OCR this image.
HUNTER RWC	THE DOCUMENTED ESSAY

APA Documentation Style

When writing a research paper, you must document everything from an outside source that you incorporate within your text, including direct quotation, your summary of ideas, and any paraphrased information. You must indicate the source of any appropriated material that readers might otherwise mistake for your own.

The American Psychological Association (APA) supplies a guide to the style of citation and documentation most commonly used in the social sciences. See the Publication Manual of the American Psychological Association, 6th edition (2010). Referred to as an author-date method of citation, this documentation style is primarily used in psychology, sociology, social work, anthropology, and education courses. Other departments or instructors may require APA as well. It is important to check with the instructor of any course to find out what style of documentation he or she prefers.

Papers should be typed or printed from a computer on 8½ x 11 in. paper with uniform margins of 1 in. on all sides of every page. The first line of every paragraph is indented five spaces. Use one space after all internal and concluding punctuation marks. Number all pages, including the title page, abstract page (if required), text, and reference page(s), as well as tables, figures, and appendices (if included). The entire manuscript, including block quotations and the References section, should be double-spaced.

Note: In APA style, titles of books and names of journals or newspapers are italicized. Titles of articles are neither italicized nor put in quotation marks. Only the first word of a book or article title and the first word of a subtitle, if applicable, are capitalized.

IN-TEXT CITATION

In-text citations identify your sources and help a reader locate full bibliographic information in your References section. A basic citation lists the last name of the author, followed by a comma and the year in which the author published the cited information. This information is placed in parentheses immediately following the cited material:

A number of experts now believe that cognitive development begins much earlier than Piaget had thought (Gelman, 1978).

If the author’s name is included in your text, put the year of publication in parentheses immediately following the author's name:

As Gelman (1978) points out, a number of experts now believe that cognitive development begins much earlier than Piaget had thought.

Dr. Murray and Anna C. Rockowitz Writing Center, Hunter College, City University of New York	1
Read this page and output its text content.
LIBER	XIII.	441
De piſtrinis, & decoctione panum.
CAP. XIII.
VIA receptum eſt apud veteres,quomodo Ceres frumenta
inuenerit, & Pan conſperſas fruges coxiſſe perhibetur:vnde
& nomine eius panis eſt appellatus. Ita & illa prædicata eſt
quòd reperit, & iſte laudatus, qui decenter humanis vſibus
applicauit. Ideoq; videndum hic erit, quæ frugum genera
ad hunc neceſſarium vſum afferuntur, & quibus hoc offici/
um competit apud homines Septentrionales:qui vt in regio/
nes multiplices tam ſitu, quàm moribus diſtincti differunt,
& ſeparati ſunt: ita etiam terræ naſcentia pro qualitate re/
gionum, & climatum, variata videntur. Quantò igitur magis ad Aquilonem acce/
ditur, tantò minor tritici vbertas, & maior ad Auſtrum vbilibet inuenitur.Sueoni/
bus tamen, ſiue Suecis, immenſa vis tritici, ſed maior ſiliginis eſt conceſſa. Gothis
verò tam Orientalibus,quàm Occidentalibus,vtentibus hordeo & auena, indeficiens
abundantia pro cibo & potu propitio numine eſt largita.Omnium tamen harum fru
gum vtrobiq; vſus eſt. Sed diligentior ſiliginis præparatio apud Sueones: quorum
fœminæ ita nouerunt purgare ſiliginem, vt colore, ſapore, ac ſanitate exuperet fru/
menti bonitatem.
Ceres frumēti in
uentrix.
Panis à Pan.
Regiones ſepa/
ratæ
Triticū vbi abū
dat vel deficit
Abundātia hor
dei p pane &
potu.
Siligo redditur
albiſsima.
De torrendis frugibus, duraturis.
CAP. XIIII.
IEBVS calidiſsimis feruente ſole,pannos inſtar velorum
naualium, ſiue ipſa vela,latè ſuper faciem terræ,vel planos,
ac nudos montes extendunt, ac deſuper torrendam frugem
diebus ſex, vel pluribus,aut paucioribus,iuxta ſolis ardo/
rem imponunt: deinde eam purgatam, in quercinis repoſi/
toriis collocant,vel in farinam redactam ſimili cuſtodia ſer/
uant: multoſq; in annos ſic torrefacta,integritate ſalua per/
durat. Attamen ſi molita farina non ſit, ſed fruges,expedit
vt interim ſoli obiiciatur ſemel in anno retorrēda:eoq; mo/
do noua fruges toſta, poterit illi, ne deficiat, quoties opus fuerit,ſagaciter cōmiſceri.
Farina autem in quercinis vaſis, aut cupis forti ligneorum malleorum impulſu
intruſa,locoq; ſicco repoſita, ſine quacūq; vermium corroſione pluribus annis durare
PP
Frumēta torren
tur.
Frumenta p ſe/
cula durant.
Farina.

---

### TASK TO COMPLETE
Tally the lines in the entries above that hold the word "believe". Reply with nothing but that count.

### THE COMPLETED TASK
2